— START OF Material for this exercise —

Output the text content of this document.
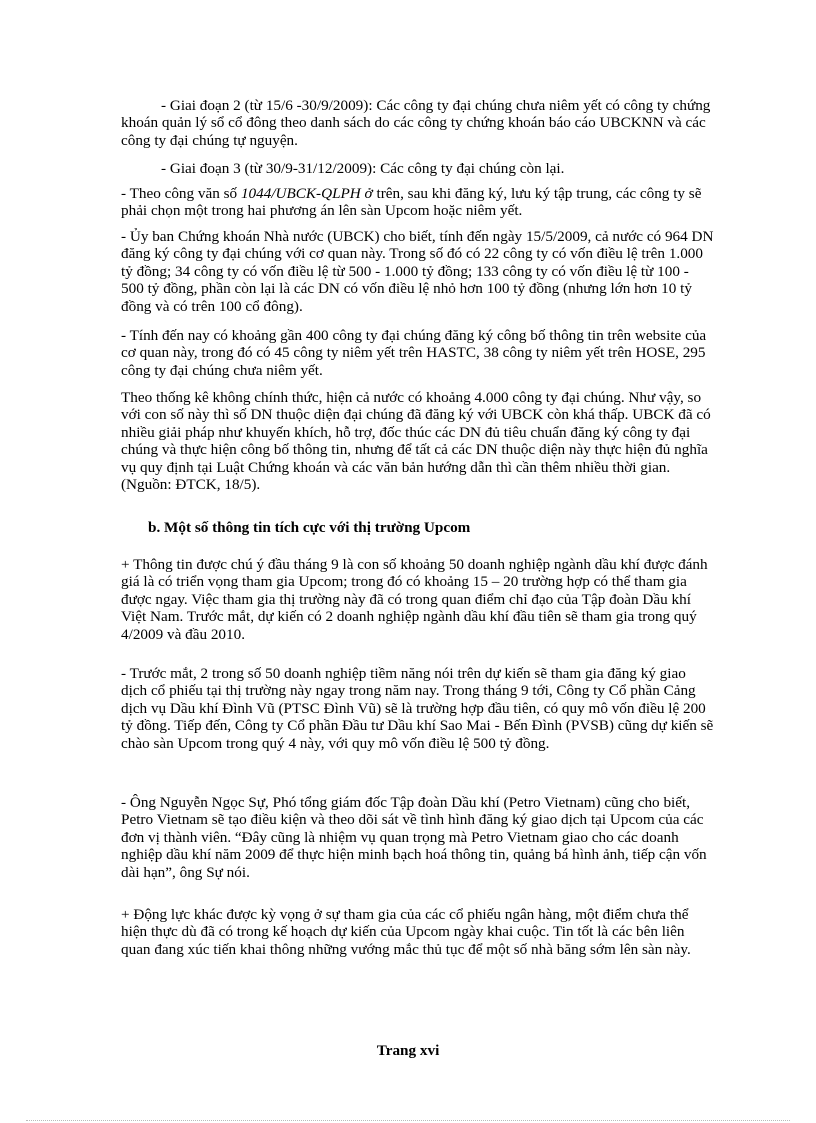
- Giai đoạn 2 (từ 15/6 -30/9/2009): Các công ty đại chúng chưa niêm yết có công ty chứng khoán quản lý sổ cổ đông theo danh sách do các công ty chứng khoán báo cáo UBCKNN và các công ty đại chúng tự nguyện.

- Giai đoạn 3 (từ 30/9-31/12/2009): Các công ty đại chúng còn lại.

- Theo công văn số 1044/UBCK-QLPH ở trên, sau khi đăng ký, lưu ký tập trung, các công ty sẽ phải chọn một trong hai phương án lên sàn Upcom hoặc niêm yết.

- Ủy ban Chứng khoán Nhà nước (UBCK) cho biết, tính đến ngày 15/5/2009, cả nước có 964 DN đăng ký công ty đại chúng với cơ quan này. Trong số đó có 22 công ty có vốn điều lệ trên 1.000 tỷ đồng; 34 công ty có vốn điều lệ từ 500 - 1.000 tỷ đồng; 133 công ty có vốn điều lệ từ 100 - 500 tỷ đồng, phần còn lại là các DN có vốn điều lệ nhỏ hơn 100 tỷ đồng (nhưng lớn hơn 10 tỷ đồng và có trên 100 cổ đông).

- Tính đến nay có khoảng gần 400 công ty đại chúng đăng ký công bố thông tin trên website của cơ quan này, trong đó có 45 công ty niêm yết trên HASTC, 38 công ty niêm yết trên HOSE, 295 công ty đại chúng chưa niêm yết.

Theo thống kê không chính thức, hiện cả nước có khoảng 4.000 công ty đại chúng. Như vậy, so với con số này thì số DN thuộc diện đại chúng đã đăng ký với UBCK còn khá thấp. UBCK đã có nhiều giải pháp như khuyến khích, hỗ trợ, đốc thúc các DN đủ tiêu chuẩn đăng ký công ty đại chúng và thực hiện công bố thông tin, nhưng để tất cả các DN thuộc diện này thực hiện đủ nghĩa vụ quy định tại Luật Chứng khoán và các văn bản hướng dẫn thì cần thêm nhiều thời gian.(Nguồn: ĐTCK, 18/5).

b. Một số thông tin tích cực với thị trường Upcom

+ Thông tin được chú ý đầu tháng 9 là con số khoảng 50 doanh nghiệp ngành dầu khí được đánh giá là có triển vọng tham gia Upcom; trong đó có khoảng 15 – 20 trường hợp có thể tham gia được ngay. Việc tham gia thị trường này đã có trong quan điểm chỉ đạo của Tập đoàn Dầu khí Việt Nam. Trước mắt, dự kiến có 2 doanh nghiệp ngành dầu khí đầu tiên sẽ tham gia trong quý 4/2009 và đầu 2010.

- Trước mắt, 2 trong số 50 doanh nghiệp tiềm năng nói trên dự kiến sẽ tham gia đăng ký giao dịch cổ phiếu tại thị trường này ngay trong năm nay. Trong tháng 9 tới, Công ty Cổ phần Cảng dịch vụ Dầu khí Đình Vũ (PTSC Đình Vũ) sẽ là trường hợp đầu tiên, có quy mô vốn điều lệ 200 tỷ đồng. Tiếp đến, Công ty Cổ phần Đầu tư Dầu khí Sao Mai - Bến Đình (PVSB) cũng dự kiến sẽ chào sàn Upcom trong quý 4 này, với quy mô vốn điều lệ 500 tỷ đồng.

- Ông Nguyễn Ngọc Sự, Phó tổng giám đốc Tập đoàn Dầu khí (Petro Vietnam) cũng cho biết, Petro Vietnam sẽ tạo điều kiện và theo dõi sát về tình hình đăng ký giao dịch tại Upcom của các đơn vị thành viên. “Đây cũng là nhiệm vụ quan trọng mà Petro Vietnam giao cho các doanh nghiệp dầu khí năm 2009 để thực hiện minh bạch hoá thông tin, quảng bá hình ảnh, tiếp cận vốn dài hạn”, ông Sự nói.

+ Động lực khác được kỳ vọng ở sự tham gia của các cổ phiếu ngân hàng, một điểm chưa thể hiện thực dù đã có trong kế hoạch dự kiến của Upcom ngày khai cuộc. Tin tốt là các bên liên quan đang xúc tiến khai thông những vướng mắc thủ tục để một số nhà băng sớm lên sàn này.

Trang xvi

— END OF Material for this exercise —

What you have to do:
Your answer should be a single number: the count of lines that contain "chúng".

Solution for this problem:
5